STATED GOAL -> All of the data needs to be repeated exactly.

MATERIAL FOR THIS TASK ->
######

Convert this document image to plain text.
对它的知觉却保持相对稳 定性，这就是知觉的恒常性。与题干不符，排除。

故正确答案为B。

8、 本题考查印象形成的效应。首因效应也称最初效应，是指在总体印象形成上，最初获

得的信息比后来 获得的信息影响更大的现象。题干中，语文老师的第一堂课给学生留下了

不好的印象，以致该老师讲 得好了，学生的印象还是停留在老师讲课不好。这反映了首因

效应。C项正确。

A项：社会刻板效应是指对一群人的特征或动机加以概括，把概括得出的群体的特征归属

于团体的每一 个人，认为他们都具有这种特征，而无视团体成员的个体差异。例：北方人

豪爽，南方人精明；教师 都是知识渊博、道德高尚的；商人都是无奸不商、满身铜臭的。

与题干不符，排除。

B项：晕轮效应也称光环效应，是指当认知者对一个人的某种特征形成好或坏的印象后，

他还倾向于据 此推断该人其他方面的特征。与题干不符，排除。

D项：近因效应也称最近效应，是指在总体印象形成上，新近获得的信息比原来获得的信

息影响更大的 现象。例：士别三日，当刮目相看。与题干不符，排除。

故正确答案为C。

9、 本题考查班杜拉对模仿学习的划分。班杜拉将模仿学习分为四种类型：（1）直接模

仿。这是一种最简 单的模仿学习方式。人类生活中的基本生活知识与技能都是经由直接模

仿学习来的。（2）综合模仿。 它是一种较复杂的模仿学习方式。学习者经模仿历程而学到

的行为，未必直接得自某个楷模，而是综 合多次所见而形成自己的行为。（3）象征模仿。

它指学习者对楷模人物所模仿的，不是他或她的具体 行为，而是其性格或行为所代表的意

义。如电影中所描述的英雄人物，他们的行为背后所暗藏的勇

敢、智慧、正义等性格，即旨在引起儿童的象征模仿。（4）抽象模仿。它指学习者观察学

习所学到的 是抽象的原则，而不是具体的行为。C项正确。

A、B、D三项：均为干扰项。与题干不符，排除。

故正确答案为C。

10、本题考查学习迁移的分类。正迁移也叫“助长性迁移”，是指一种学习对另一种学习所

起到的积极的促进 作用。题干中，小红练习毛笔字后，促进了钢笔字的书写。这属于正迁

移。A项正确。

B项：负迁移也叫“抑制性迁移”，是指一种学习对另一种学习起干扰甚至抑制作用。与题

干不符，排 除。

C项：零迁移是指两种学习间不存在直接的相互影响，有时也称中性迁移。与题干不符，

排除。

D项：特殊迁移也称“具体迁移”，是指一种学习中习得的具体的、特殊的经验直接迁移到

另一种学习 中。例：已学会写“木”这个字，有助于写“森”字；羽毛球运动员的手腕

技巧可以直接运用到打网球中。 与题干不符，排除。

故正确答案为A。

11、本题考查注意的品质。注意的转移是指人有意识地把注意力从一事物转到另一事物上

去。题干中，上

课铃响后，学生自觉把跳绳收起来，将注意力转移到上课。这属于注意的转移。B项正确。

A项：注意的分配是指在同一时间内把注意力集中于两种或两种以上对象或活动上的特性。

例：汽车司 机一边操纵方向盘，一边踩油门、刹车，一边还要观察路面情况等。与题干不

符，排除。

######

EXERCISE ANSWER ->
Convert this document image to plain text.
对它的知觉却保持相对稳 定性，这就是知觉的恒常性。与题干不符，排除。

故正确答案为B。

8、 本题考查印象形成的效应。首因效应也称最初效应，是指在总体印象形成上，最初获

得的信息比后来 获得的信息影响更大的现象。题干中，语文老师的第一堂课给学生留下了

不好的印象，以致该老师讲 得好了，学生的印象还是停留在老师讲课不好。这反映了首因

效应。C项正确。

A项：社会刻板效应是指对一群人的特征或动机加以概括，把概括得出的群体的特征归属

于团体的每一 个人，认为他们都具有这种特征，而无视团体成员的个体差异。例：北方人

豪爽，南方人精明；教师 都是知识渊博、道德高尚的；商人都是无奸不商、满身铜臭的。

与题干不符，排除。

B项：晕轮效应也称光环效应，是指当认知者对一个人的某种特征形成好或坏的印象后，

他还倾向于据 此推断该人其他方面的特征。与题干不符，排除。

D项：近因效应也称最近效应，是指在总体印象形成上，新近获得的信息比原来获得的信

息影响更大的 现象。例：士别三日，当刮目相看。与题干不符，排除。

故正确答案为C。

9、 本题考查班杜拉对模仿学习的划分。班杜拉将模仿学习分为四种类型：（1）直接模

仿。这是一种最简 单的模仿学习方式。人类生活中的基本生活知识与技能都是经由直接模

仿学习来的。（2）综合模仿。 它是一种较复杂的模仿学习方式。学习者经模仿历程而学到

的行为，未必直接得自某个楷模，而是综 合多次所见而形成自己的行为。（3）象征模仿。

它指学习者对楷模人物所模仿的，不是他或她的具体 行为，而是其性格或行为所代表的意

义。如电影中所描述的英雄人物，他们的行为背后所暗藏的勇

敢、智慧、正义等性格，即旨在引起儿童的象征模仿。（4）抽象模仿。它指学习者观察学

习所学到的 是抽象的原则，而不是具体的行为。C项正确。

A、B、D三项：均为干扰项。与题干不符，排除。

故正确答案为C。

10、本题考查学习迁移的分类。正迁移也叫“助长性迁移”，是指一种学习对另一种学习所

起到的积极的促进 作用。题干中，小红练习毛笔字后，促进了钢笔字的书写。这属于正迁

移。A项正确。

B项：负迁移也叫“抑制性迁移”，是指一种学习对另一种学习起干扰甚至抑制作用。与题

干不符，排 除。

C项：零迁移是指两种学习间不存在直接的相互影响，有时也称中性迁移。与题干不符，

排除。

D项：特殊迁移也称“具体迁移”，是指一种学习中习得的具体的、特殊的经验直接迁移到

另一种学习 中。例：已学会写“木”这个字，有助于写“森”字；羽毛球运动员的手腕

技巧可以直接运用到打网球中。 与题干不符，排除。

故正确答案为A。

11、本题考查注意的品质。注意的转移是指人有意识地把注意力从一事物转到另一事物上

去。题干中，上

课铃响后，学生自觉把跳绳收起来，将注意力转移到上课。这属于注意的转移。B项正确。

A项：注意的分配是指在同一时间内把注意力集中于两种或两种以上对象或活动上的特性。

例：汽车司 机一边操纵方向盘，一边踩油门、刹车，一边还要观察路面情况等。与题干不

符，排除。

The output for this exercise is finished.